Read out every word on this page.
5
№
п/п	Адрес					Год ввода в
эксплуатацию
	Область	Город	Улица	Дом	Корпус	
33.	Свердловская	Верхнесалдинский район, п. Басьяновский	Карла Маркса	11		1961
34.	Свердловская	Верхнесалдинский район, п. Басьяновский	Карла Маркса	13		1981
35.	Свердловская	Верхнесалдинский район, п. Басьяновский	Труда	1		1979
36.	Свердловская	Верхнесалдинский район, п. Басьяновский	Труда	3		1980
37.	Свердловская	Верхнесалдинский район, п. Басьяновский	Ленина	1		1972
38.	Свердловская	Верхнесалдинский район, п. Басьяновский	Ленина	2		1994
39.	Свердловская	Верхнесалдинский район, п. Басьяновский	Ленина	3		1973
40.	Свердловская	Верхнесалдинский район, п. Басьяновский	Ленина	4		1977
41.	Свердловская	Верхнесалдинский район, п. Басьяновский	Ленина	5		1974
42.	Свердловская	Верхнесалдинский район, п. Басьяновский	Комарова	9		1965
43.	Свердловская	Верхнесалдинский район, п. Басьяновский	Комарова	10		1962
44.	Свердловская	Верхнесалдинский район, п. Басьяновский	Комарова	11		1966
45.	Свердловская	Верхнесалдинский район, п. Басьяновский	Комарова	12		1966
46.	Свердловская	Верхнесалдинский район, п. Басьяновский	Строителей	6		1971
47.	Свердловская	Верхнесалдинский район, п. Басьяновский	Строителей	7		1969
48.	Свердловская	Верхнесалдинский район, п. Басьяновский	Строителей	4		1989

Your objective:
Which lines contain the word "Комарова"? Return each of them.

Written reply:
42.	Свердловская	Верхнесалдинский район, п. Басьяновский	Комарова	9		1965
43.	Свердловская	Верхнесалдинский район, п. Басьяновский	Комарова	10		1962
44.	Свердловская	Верхнесалдинский район, п. Басьяновский	Комарова	11		1966
45.	Свердловская	Верхнесалдинский район, п. Басьяновский	Комарова	12		1966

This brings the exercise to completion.